EXERCISE OBJECTIVE: Set down all of the data exactly as it appears.

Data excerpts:

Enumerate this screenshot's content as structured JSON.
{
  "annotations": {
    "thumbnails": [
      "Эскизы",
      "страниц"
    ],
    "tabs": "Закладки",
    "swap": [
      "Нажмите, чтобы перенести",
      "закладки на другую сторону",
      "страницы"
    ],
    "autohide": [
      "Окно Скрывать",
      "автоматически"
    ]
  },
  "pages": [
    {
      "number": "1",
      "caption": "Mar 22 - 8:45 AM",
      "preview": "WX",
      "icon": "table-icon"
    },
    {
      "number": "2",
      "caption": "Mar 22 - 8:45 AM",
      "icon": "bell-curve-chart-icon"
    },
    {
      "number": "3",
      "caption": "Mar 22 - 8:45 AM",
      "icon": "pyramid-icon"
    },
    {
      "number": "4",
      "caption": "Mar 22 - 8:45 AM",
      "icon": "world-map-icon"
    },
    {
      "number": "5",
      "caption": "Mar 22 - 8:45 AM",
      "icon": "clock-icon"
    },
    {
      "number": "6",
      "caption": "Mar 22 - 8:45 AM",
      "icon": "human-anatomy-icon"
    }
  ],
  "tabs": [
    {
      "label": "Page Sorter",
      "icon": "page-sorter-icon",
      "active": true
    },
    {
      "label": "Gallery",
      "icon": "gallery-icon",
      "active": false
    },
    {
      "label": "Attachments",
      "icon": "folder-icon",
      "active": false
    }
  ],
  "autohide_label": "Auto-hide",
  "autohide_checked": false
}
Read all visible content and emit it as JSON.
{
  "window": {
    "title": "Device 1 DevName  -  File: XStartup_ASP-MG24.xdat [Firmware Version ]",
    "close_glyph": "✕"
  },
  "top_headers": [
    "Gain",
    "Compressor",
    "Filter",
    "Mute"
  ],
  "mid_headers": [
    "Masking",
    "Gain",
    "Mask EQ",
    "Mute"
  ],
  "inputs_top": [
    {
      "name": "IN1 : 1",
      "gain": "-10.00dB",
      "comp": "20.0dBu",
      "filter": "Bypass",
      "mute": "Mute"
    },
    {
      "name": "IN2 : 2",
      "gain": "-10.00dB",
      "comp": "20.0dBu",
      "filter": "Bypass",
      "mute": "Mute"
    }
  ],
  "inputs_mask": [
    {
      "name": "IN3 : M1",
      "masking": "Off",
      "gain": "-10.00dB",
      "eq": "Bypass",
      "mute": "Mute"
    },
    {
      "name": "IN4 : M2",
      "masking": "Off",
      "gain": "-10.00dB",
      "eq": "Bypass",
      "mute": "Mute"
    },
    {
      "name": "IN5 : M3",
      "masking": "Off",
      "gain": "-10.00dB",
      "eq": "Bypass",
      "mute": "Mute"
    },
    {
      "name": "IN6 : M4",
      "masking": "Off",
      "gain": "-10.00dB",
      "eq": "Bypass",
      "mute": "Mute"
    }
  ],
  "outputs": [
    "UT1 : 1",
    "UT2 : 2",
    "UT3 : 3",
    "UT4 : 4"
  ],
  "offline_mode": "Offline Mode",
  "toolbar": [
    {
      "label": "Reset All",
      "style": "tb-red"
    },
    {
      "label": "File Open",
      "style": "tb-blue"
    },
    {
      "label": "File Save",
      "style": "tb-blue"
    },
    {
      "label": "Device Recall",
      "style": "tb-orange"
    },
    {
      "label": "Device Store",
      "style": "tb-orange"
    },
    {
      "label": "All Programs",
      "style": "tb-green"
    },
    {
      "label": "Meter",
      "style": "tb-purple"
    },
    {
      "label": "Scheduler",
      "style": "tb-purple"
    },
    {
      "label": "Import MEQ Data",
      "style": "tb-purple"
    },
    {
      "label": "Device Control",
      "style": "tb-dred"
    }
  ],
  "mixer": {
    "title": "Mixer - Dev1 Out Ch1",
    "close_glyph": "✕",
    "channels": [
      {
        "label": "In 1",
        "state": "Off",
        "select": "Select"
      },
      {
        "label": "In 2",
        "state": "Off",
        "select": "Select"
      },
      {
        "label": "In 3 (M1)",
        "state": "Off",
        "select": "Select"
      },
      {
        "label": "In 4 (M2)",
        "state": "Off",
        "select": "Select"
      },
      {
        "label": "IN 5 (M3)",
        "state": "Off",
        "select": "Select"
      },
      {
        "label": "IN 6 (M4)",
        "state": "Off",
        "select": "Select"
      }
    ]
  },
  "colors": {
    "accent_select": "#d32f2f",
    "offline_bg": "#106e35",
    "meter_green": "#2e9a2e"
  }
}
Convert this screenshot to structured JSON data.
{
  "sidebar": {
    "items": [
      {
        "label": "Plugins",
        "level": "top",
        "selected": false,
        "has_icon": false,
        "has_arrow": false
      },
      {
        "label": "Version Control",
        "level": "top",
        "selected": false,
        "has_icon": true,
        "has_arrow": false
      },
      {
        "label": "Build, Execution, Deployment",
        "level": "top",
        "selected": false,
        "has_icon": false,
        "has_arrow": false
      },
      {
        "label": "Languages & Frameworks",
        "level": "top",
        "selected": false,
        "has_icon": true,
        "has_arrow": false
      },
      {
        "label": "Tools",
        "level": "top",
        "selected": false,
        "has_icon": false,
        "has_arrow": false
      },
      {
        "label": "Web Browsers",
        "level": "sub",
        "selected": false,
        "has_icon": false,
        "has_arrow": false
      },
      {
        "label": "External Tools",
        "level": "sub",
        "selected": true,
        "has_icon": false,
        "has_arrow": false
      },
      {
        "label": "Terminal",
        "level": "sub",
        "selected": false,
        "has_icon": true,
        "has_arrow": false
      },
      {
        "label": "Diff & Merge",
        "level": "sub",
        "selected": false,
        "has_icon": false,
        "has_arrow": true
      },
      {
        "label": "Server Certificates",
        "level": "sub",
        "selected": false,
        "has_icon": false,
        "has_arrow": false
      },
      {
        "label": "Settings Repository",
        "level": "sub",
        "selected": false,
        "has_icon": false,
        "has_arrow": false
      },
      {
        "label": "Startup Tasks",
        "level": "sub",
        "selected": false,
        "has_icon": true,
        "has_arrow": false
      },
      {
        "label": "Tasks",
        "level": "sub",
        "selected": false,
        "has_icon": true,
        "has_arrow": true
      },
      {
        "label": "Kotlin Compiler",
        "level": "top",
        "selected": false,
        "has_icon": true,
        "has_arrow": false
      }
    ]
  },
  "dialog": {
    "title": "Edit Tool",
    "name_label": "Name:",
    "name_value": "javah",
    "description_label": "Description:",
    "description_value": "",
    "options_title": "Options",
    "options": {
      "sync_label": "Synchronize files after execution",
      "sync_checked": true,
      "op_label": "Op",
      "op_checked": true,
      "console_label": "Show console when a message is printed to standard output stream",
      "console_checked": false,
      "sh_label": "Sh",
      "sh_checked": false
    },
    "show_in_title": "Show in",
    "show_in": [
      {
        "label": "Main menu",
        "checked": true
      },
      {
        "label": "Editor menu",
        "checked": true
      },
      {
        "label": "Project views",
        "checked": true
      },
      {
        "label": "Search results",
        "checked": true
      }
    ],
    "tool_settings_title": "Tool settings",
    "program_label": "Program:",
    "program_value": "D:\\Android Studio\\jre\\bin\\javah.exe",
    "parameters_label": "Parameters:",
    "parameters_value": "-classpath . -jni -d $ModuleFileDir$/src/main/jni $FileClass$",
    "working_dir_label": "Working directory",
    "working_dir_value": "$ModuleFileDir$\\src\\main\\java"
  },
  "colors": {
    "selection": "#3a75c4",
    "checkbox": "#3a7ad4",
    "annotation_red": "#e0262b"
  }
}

WRITTEN SOLUTION:
Enumerate this screenshot's content as structured JSON.
{
  "annotations": {
    "thumbnails": [
      "Эскизы",
      "страниц"
    ],
    "tabs": "Закладки",
    "swap": [
      "Нажмите, чтобы перенести",
      "закладки на другую сторону",
      "страницы"
    ],
    "autohide": [
      "Окно Скрывать",
      "автоматически"
    ]
  },
  "pages": [
    {
      "number": "1",
      "caption": "Mar 22 - 8:45 AM",
      "preview": "WX",
      "icon": "table-icon"
    },
    {
      "number": "2",
      "caption": "Mar 22 - 8:45 AM",
      "icon": "bell-curve-chart-icon"
    },
    {
      "number": "3",
      "caption": "Mar 22 - 8:45 AM",
      "icon": "pyramid-icon"
    },
    {
      "number": "4",
      "caption": "Mar 22 - 8:45 AM",
      "icon": "world-map-icon"
    },
    {
      "number": "5",
      "caption": "Mar 22 - 8:45 AM",
      "icon": "clock-icon"
    },
    {
      "number": "6",
      "caption": "Mar 22 - 8:45 AM",
      "icon": "human-anatomy-icon"
    }
  ],
  "tabs": [
    {
      "label": "Page Sorter",
      "icon": "page-sorter-icon",
      "active": true
    },
    {
      "label": "Gallery",
      "icon": "gallery-icon",
      "active": false
    },
    {
      "label": "Attachments",
      "icon": "folder-icon",
      "active": false
    }
  ],
  "autohide_label": "Auto-hide",
  "autohide_checked": false
}
Read all visible content and emit it as JSON.
{
  "window": {
    "title": "Device 1 DevName  -  File: XStartup_ASP-MG24.xdat [Firmware Version ]",
    "close_glyph": "✕"
  },
  "top_headers": [
    "Gain",
    "Compressor",
    "Filter",
    "Mute"
  ],
  "mid_headers": [
    "Masking",
    "Gain",
    "Mask EQ",
    "Mute"
  ],
  "inputs_top": [
    {
      "name": "IN1 : 1",
      "gain": "-10.00dB",
      "comp": "20.0dBu",
      "filter": "Bypass",
      "mute": "Mute"
    },
    {
      "name": "IN2 : 2",
      "gain": "-10.00dB",
      "comp": "20.0dBu",
      "filter": "Bypass",
      "mute": "Mute"
    }
  ],
  "inputs_mask": [
    {
      "name": "IN3 : M1",
      "masking": "Off",
      "gain": "-10.00dB",
      "eq": "Bypass",
      "mute": "Mute"
    },
    {
      "name": "IN4 : M2",
      "masking": "Off",
      "gain": "-10.00dB",
      "eq": "Bypass",
      "mute": "Mute"
    },
    {
      "name": "IN5 : M3",
      "masking": "Off",
      "gain": "-10.00dB",
      "eq": "Bypass",
      "mute": "Mute"
    },
    {
      "name": "IN6 : M4",
      "masking": "Off",
      "gain": "-10.00dB",
      "eq": "Bypass",
      "mute": "Mute"
    }
  ],
  "outputs": [
    "UT1 : 1",
    "UT2 : 2",
    "UT3 : 3",
    "UT4 : 4"
  ],
  "offline_mode": "Offline Mode",
  "toolbar": [
    {
      "label": "Reset All",
      "style": "tb-red"
    },
    {
      "label": "File Open",
      "style": "tb-blue"
    },
    {
      "label": "File Save",
      "style": "tb-blue"
    },
    {
      "label": "Device Recall",
      "style": "tb-orange"
    },
    {
      "label": "Device Store",
      "style": "tb-orange"
    },
    {
      "label": "All Programs",
      "style": "tb-green"
    },
    {
      "label": "Meter",
      "style": "tb-purple"
    },
    {
      "label": "Scheduler",
      "style": "tb-purple"
    },
    {
      "label": "Import MEQ Data",
      "style": "tb-purple"
    },
    {
      "label": "Device Control",
      "style": "tb-dred"
    }
  ],
  "mixer": {
    "title": "Mixer - Dev1 Out Ch1",
    "close_glyph": "✕",
    "channels": [
      {
        "label": "In 1",
        "state": "Off",
        "select": "Select"
      },
      {
        "label": "In 2",
        "state": "Off",
        "select": "Select"
      },
      {
        "label": "In 3 (M1)",
        "state": "Off",
        "select": "Select"
      },
      {
        "label": "In 4 (M2)",
        "state": "Off",
        "select": "Select"
      },
      {
        "label": "IN 5 (M3)",
        "state": "Off",
        "select": "Select"
      },
      {
        "label": "IN 6 (M4)",
        "state": "Off",
        "select": "Select"
      }
    ]
  },
  "colors": {
    "accent_select": "#d32f2f",
    "offline_bg": "#106e35",
    "meter_green": "#2e9a2e"
  }
}
Convert this screenshot to structured JSON data.
{
  "sidebar": {
    "items": [
      {
        "label": "Plugins",
        "level": "top",
        "selected": false,
        "has_icon": false,
        "has_arrow": false
      },
      {
        "label": "Version Control",
        "level": "top",
        "selected": false,
        "has_icon": true,
        "has_arrow": false
      },
      {
        "label": "Build, Execution, Deployment",
        "level": "top",
        "selected": false,
        "has_icon": false,
        "has_arrow": false
      },
      {
        "label": "Languages & Frameworks",
        "level": "top",
        "selected": false,
        "has_icon": true,
        "has_arrow": false
      },
      {
        "label": "Tools",
        "level": "top",
        "selected": false,
        "has_icon": false,
        "has_arrow": false
      },
      {
        "label": "Web Browsers",
        "level": "sub",
        "selected": false,
        "has_icon": false,
        "has_arrow": false
      },
      {
        "label": "External Tools",
        "level": "sub",
        "selected": true,
        "has_icon": false,
        "has_arrow": false
      },
      {
        "label": "Terminal",
        "level": "sub",
        "selected": false,
        "has_icon": true,
        "has_arrow": false
      },
      {
        "label": "Diff & Merge",
        "level": "sub",
        "selected": false,
        "has_icon": false,
        "has_arrow": true
      },
      {
        "label": "Server Certificates",
        "level": "sub",
        "selected": false,
        "has_icon": false,
        "has_arrow": false
      },
      {
        "label": "Settings Repository",
        "level": "sub",
        "selected": false,
        "has_icon": false,
        "has_arrow": false
      },
      {
        "label": "Startup Tasks",
        "level": "sub",
        "selected": false,
        "has_icon": true,
        "has_arrow": false
      },
      {
        "label": "Tasks",
        "level": "sub",
        "selected": false,
        "has_icon": true,
        "has_arrow": true
      },
      {
        "label": "Kotlin Compiler",
        "level": "top",
        "selected": false,
        "has_icon": true,
        "has_arrow": false
      }
    ]
  },
  "dialog": {
    "title": "Edit Tool",
    "name_label": "Name:",
    "name_value": "javah",
    "description_label": "Description:",
    "description_value": "",
    "options_title": "Options",
    "options": {
      "sync_label": "Synchronize files after execution",
      "sync_checked": true,
      "op_label": "Op",
      "op_checked": true,
      "console_label": "Show console when a message is printed to standard output stream",
      "console_checked": false,
      "sh_label": "Sh",
      "sh_checked": false
    },
    "show_in_title": "Show in",
    "show_in": [
      {
        "label": "Main menu",
        "checked": true
      },
      {
        "label": "Editor menu",
        "checked": true
      },
      {
        "label": "Project views",
        "checked": true
      },
      {
        "label": "Search results",
        "checked": true
      }
    ],
    "tool_settings_title": "Tool settings",
    "program_label": "Program:",
    "program_value": "D:\\Android Studio\\jre\\bin\\javah.exe",
    "parameters_label": "Parameters:",
    "parameters_value": "-classpath . -jni -d $ModuleFileDir$/src/main/jni $FileClass$",
    "working_dir_label": "Working directory",
    "working_dir_value": "$ModuleFileDir$\\src\\main\\java"
  },
  "colors": {
    "selection": "#3a75c4",
    "checkbox": "#3a7ad4",
    "annotation_red": "#e0262b"
  }
}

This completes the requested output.